Problem to solve> Retype each record shown below, leaving every character as it is.

Records>
* BEGIN *
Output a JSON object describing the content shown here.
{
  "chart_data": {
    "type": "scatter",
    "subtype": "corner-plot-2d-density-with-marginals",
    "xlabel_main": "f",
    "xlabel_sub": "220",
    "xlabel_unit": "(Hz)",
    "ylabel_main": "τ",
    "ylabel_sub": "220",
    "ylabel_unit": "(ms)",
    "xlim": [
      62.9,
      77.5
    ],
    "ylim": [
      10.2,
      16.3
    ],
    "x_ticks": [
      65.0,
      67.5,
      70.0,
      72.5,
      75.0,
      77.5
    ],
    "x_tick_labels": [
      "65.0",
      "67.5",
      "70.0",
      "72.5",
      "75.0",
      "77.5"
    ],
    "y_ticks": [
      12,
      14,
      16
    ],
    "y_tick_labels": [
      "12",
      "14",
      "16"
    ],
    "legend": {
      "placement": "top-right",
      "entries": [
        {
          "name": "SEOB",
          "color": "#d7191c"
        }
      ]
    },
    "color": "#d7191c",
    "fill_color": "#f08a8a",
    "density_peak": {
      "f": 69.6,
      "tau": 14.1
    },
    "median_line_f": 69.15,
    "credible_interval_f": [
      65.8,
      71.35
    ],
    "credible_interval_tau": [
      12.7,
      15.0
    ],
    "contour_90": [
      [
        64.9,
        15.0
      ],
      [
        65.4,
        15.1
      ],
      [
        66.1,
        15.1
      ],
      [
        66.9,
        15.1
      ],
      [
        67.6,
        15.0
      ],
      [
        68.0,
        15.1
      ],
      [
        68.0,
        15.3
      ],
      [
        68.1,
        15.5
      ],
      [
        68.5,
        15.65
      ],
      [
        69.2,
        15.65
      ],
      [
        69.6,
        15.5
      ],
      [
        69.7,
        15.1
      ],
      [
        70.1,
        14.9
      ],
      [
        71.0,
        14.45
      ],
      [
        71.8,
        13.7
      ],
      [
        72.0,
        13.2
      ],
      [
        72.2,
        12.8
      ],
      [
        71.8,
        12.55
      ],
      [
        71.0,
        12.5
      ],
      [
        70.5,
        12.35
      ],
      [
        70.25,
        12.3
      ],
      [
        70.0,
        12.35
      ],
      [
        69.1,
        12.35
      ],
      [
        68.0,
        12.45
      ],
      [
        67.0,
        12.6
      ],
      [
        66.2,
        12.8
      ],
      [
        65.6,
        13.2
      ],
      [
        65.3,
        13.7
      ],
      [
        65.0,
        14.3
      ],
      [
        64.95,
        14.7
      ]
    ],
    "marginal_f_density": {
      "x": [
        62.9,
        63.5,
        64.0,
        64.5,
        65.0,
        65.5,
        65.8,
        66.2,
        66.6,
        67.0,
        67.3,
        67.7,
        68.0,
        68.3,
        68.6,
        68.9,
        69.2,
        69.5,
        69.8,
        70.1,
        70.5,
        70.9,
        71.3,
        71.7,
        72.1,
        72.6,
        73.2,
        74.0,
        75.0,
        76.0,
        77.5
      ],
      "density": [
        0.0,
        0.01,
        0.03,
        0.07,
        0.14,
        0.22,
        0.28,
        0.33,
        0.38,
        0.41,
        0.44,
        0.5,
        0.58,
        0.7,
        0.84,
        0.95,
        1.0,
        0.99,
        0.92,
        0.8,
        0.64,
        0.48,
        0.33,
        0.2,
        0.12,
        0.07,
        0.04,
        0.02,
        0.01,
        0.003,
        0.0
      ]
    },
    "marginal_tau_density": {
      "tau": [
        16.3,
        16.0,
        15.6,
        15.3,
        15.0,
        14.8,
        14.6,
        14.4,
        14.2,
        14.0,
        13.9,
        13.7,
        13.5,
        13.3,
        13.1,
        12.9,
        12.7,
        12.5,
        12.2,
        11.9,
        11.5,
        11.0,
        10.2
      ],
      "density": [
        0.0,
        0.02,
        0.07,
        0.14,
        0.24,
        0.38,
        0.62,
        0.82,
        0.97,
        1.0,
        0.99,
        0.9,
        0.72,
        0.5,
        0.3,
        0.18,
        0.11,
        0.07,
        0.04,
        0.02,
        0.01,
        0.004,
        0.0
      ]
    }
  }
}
* END *
Complete answer>
Output a JSON object describing the content shown here.
{
  "chart_data": {
    "type": "scatter",
    "subtype": "corner-plot-2d-density-with-marginals",
    "xlabel_main": "f",
    "xlabel_sub": "220",
    "xlabel_unit": "(Hz)",
    "ylabel_main": "τ",
    "ylabel_sub": "220",
    "ylabel_unit": "(ms)",
    "xlim": [
      62.9,
      77.5
    ],
    "ylim": [
      10.2,
      16.3
    ],
    "x_ticks": [
      65.0,
      67.5,
      70.0,
      72.5,
      75.0,
      77.5
    ],
    "x_tick_labels": [
      "65.0",
      "67.5",
      "70.0",
      "72.5",
      "75.0",
      "77.5"
    ],
    "y_ticks": [
      12,
      14,
      16
    ],
    "y_tick_labels": [
      "12",
      "14",
      "16"
    ],
    "legend": {
      "placement": "top-right",
      "entries": [
        {
          "name": "SEOB",
          "color": "#d7191c"
        }
      ]
    },
    "color": "#d7191c",
    "fill_color": "#f08a8a",
    "density_peak": {
      "f": 69.6,
      "tau": 14.1
    },
    "median_line_f": 69.15,
    "credible_interval_f": [
      65.8,
      71.35
    ],
    "credible_interval_tau": [
      12.7,
      15.0
    ],
    "contour_90": [
      [
        64.9,
        15.0
      ],
      [
        65.4,
        15.1
      ],
      [
        66.1,
        15.1
      ],
      [
        66.9,
        15.1
      ],
      [
        67.6,
        15.0
      ],
      [
        68.0,
        15.1
      ],
      [
        68.0,
        15.3
      ],
      [
        68.1,
        15.5
      ],
      [
        68.5,
        15.65
      ],
      [
        69.2,
        15.65
      ],
      [
        69.6,
        15.5
      ],
      [
        69.7,
        15.1
      ],
      [
        70.1,
        14.9
      ],
      [
        71.0,
        14.45
      ],
      [
        71.8,
        13.7
      ],
      [
        72.0,
        13.2
      ],
      [
        72.2,
        12.8
      ],
      [
        71.8,
        12.55
      ],
      [
        71.0,
        12.5
      ],
      [
        70.5,
        12.35
      ],
      [
        70.25,
        12.3
      ],
      [
        70.0,
        12.35
      ],
      [
        69.1,
        12.35
      ],
      [
        68.0,
        12.45
      ],
      [
        67.0,
        12.6
      ],
      [
        66.2,
        12.8
      ],
      [
        65.6,
        13.2
      ],
      [
        65.3,
        13.7
      ],
      [
        65.0,
        14.3
      ],
      [
        64.95,
        14.7
      ]
    ],
    "marginal_f_density": {
      "x": [
        62.9,
        63.5,
        64.0,
        64.5,
        65.0,
        65.5,
        65.8,
        66.2,
        66.6,
        67.0,
        67.3,
        67.7,
        68.0,
        68.3,
        68.6,
        68.9,
        69.2,
        69.5,
        69.8,
        70.1,
        70.5,
        70.9,
        71.3,
        71.7,
        72.1,
        72.6,
        73.2,
        74.0,
        75.0,
        76.0,
        77.5
      ],
      "density": [
        0.0,
        0.01,
        0.03,
        0.07,
        0.14,
        0.22,
        0.28,
        0.33,
        0.38,
        0.41,
        0.44,
        0.5,
        0.58,
        0.7,
        0.84,
        0.95,
        1.0,
        0.99,
        0.92,
        0.8,
        0.64,
        0.48,
        0.33,
        0.2,
        0.12,
        0.07,
        0.04,
        0.02,
        0.01,
        0.003,
        0.0
      ]
    },
    "marginal_tau_density": {
      "tau": [
        16.3,
        16.0,
        15.6,
        15.3,
        15.0,
        14.8,
        14.6,
        14.4,
        14.2,
        14.0,
        13.9,
        13.7,
        13.5,
        13.3,
        13.1,
        12.9,
        12.7,
        12.5,
        12.2,
        11.9,
        11.5,
        11.0,
        10.2
      ],
      "density": [
        0.0,
        0.02,
        0.07,
        0.14,
        0.24,
        0.38,
        0.62,
        0.82,
        0.97,
        1.0,
        0.99,
        0.9,
        0.72,
        0.5,
        0.3,
        0.18,
        0.11,
        0.07,
        0.04,
        0.02,
        0.01,
        0.004,
        0.0
      ]
    }
  }
}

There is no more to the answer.